### Objective 1
Please reproduce the landslide passage between "The North Coast region" and "recorded (Costa 2023).", inclusive.
### Objective 2
According to the landslide passage, how much rainfall was recorded during the February 2023 landslides in São Sebastiao?

### Selected excerpt
· · ·

The analysis of land use and cover data (Mapbiomas 2023) showed that landslides predominantly occurred in regions with pastures and without native vegetation in Paraiba Valley and Serra da Mantiqueira (Camarinha et al. 2014). In Serra do Mar, landslides occurred in areas with native vegetation, but with a topography of high slope and winding roads (Manning et al. 2008), while on the North Coast, landslides were related to high slope topography, extreme rainfall, and native vegetation close to urban infrastructures (Alcântara et al. 2022).

The North Coast region has a concerning history of grappling with landslide issues that are often triggered by heavy rainfall. A tragic example of this occurred in March of 1967 when Caraguatatuba was hit with severe floods and landslides following 3 days of incessant rain. This event resulted in the loss of over 400 lives and destroyed access roads to the city (Folha de São Paulo 1967; Ploey and Cruz 1979). Sadly, this kind of devastation was repeated in February of 2023 in São Sebastiao when a series of landslides and debris flows decimated entire neighborhoods, caused significant economic losses, and resulted in the loss of 65 lives. In this instance, over 600 mm of rainfall was recorded (Costa 2023).

· · ·

### Data
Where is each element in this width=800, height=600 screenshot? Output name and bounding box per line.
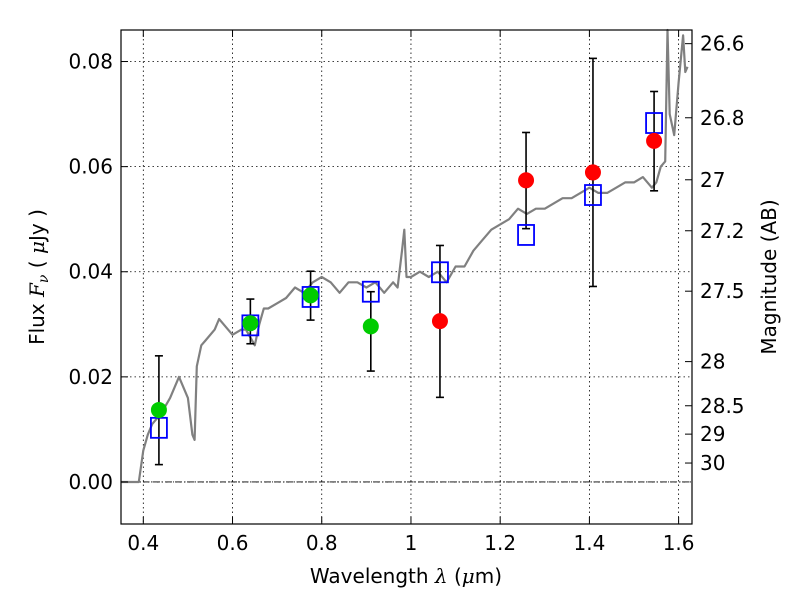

· · ·

### Final result 1
The North Coast region has a concerning history of grappling with landslide issues that are often triggered by heavy rainfall. A tragic example of this occurred in March of 1967 when Caraguatatuba was hit with severe floods and landslides following 3 days of incessant rain. This event resulted in the loss of over 400 lives and destroyed access roads to the city (Folha de São Paulo 1967; Ploey and Cruz 1979). Sadly, this kind of devastation was repeated in February of 2023 in São Sebastiao when a series of landslides and debris flows decimated entire neighborhoods, caused significant economic losses, and resulted in the loss of 65 lives. In this instance, over 600 mm of rainfall was recorded (Costa 2023).

### Final result 2
Over 600 mm of rainfall was recorded.